Provided material:

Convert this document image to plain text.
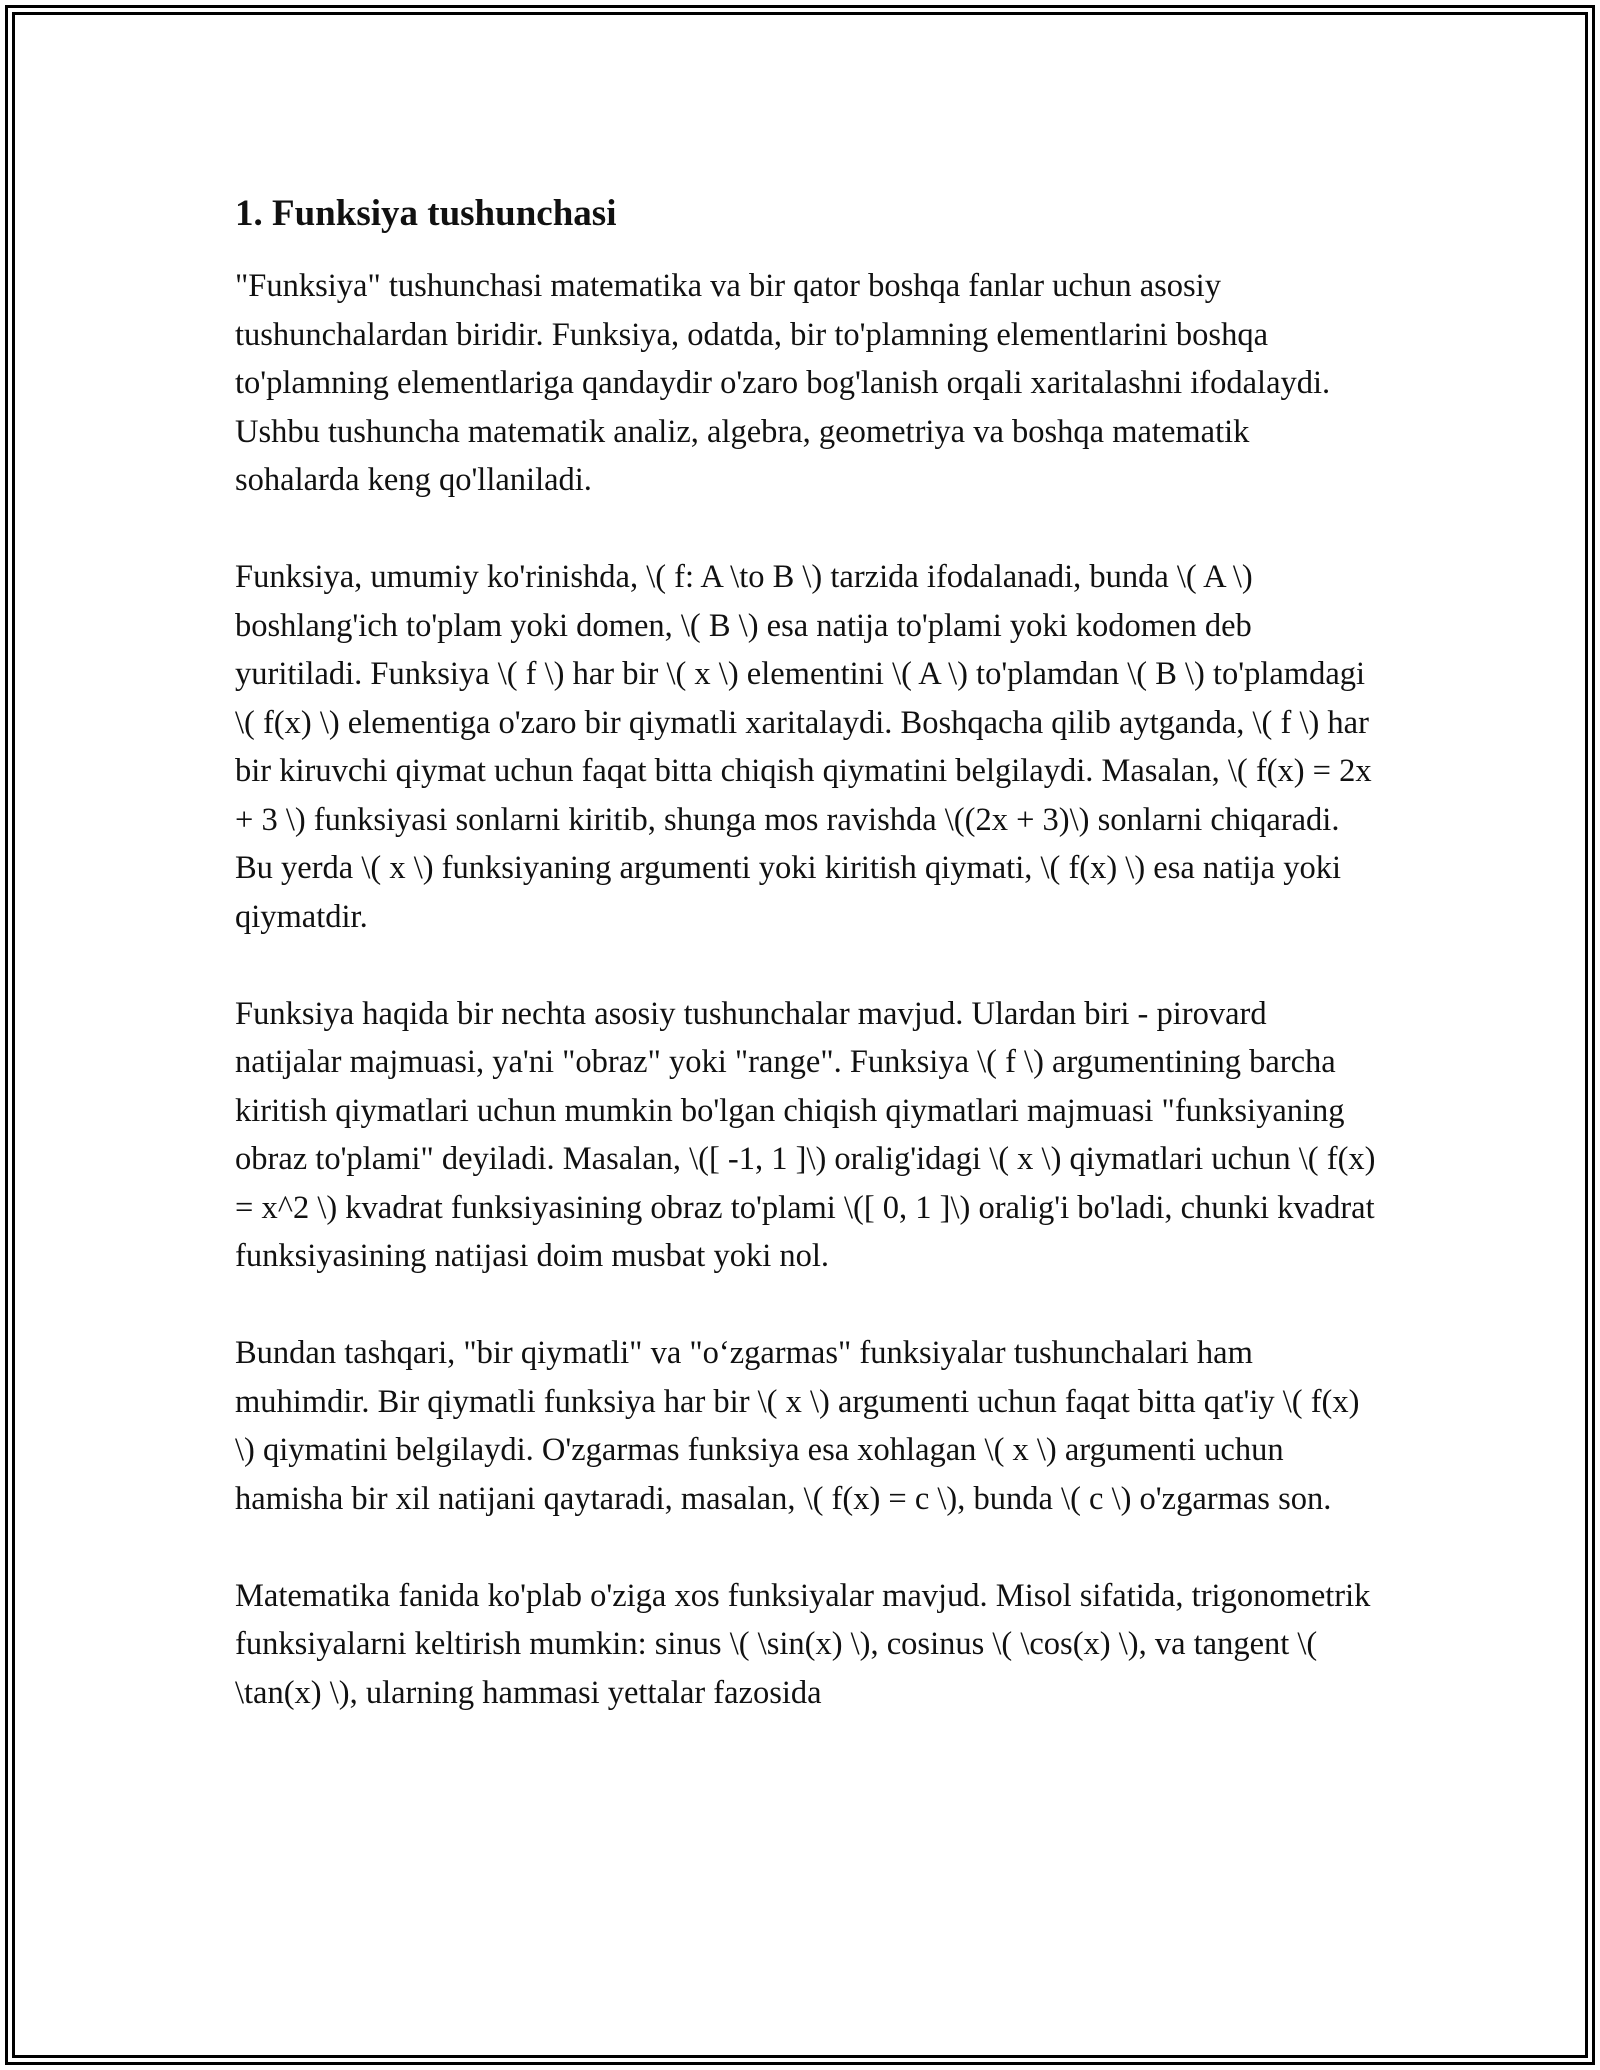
1. Funksiya tushunchasi

"Funksiya" tushunchasi matematika va bir qator boshqa fanlar uchun asosiy tushunchalardan biridir. Funksiya, odatda, bir to'plamning elementlarini boshqa to'plamning elementlariga qandaydir o'zaro bog'lanish orqali xaritalashni ifodalaydi. Ushbu tushuncha matematik analiz, algebra, geometriya va boshqa matematik sohalarda keng qo'llaniladi.

Funksiya, umumiy ko'rinishda, \( f: A \to B \) tarzida ifodalanadi, bunda \( A \) boshlang'ich to'plam yoki domen, \( B \) esa natija to'plami yoki kodomen deb yuritiladi. Funksiya \( f \) har bir \( x \) elementini \( A \) to'plamdan \( B \) to'plamdagi \( f(x) \) elementiga o'zaro bir qiymatli xaritalaydi. Boshqacha qilib aytganda, \( f \) har bir kiruvchi qiymat uchun faqat bitta chiqish qiymatini belgilaydi. Masalan, \( f(x) = 2x + 3 \) funksiyasi sonlarni kiritib, shunga mos ravishda \((2x + 3)\) sonlarni chiqaradi. Bu yerda \( x \) funksiyaning argumenti yoki kiritish qiymati, \( f(x) \) esa natija yoki qiymatdir.

Funksiya haqida bir nechta asosiy tushunchalar mavjud. Ulardan biri - pirovard natijalar majmuasi, ya'ni "obraz" yoki "range". Funksiya \( f \) argumentining barcha kiritish qiymatlari uchun mumkin bo'lgan chiqish qiymatlari majmuasi "funksiyaning obraz to'plami" deyiladi. Masalan, \([ -1, 1 ]\) oralig'idagi \( x \) qiymatlari uchun \( f(x) = x^2 \) kvadrat funksiyasining obraz to'plami \([ 0, 1 ]\) oralig'i bo'ladi, chunki kvadrat funksiyasining natijasi doim musbat yoki nol.

Bundan tashqari, "bir qiymatli" va "o‘zgarmas" funksiyalar tushunchalari ham muhimdir. Bir qiymatli funksiya har bir \( x \) argumenti uchun faqat bitta qat'iy \( f(x) \) qiymatini belgilaydi. O'zgarmas funksiya esa xohlagan \( x \) argumenti uchun hamisha bir xil natijani qaytaradi, masalan, \( f(x) = c \), bunda \( c \) o'zgarmas son.

Matematika fanida ko'plab o'ziga xos funksiyalar mavjud. Misol sifatida, trigonometrik funksiyalarni keltirish mumkin: sinus \( \sin(x) \), cosinus \( \cos(x) \), va tangent \( \tan(x) \), ularning hammasi yettalar fazosida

Task to carry out:
Return each line of the data that contains the string "bitta".

Final result:
Funksiya, umumiy ko'rinishda, \( f: A \to B \) tarzida ifodalanadi, bunda \( A \) boshlang'ich to'plam yoki domen, \( B \) esa natija to'plami yoki kodomen deb yuritiladi. Funksiya \( f \) har bir \( x \) elementini \( A \) to'plamdan \( B \) to'plamdagi \( f(x) \) elementiga o'zaro bir qiymatli xaritalaydi. Boshqacha qilib aytganda, \( f \) har bir kiruvchi qiymat uchun faqat bitta chiqish qiymatini belgilaydi. Masalan, \( f(x) = 2x + 3 \) funksiyasi sonlarni kiritib, shunga mos ravishda \((2x + 3)\) sonlarni chiqaradi. Bu yerda \( x \) funksiyaning argumenti yoki kiritish qiymati, \( f(x) \) esa natija yoki qiymatdir.
Bundan tashqari, "bir qiymatli" va "o‘zgarmas" funksiyalar tushunchalari ham muhimdir. Bir qiymatli funksiya har bir \( x \) argumenti uchun faqat bitta qat'iy \( f(x) \) qiymatini belgilaydi. O'zgarmas funksiya esa xohlagan \( x \) argumenti uchun hamisha bir xil natijani qaytaradi, masalan, \( f(x) = c \), bunda \( c \) o'zgarmas son.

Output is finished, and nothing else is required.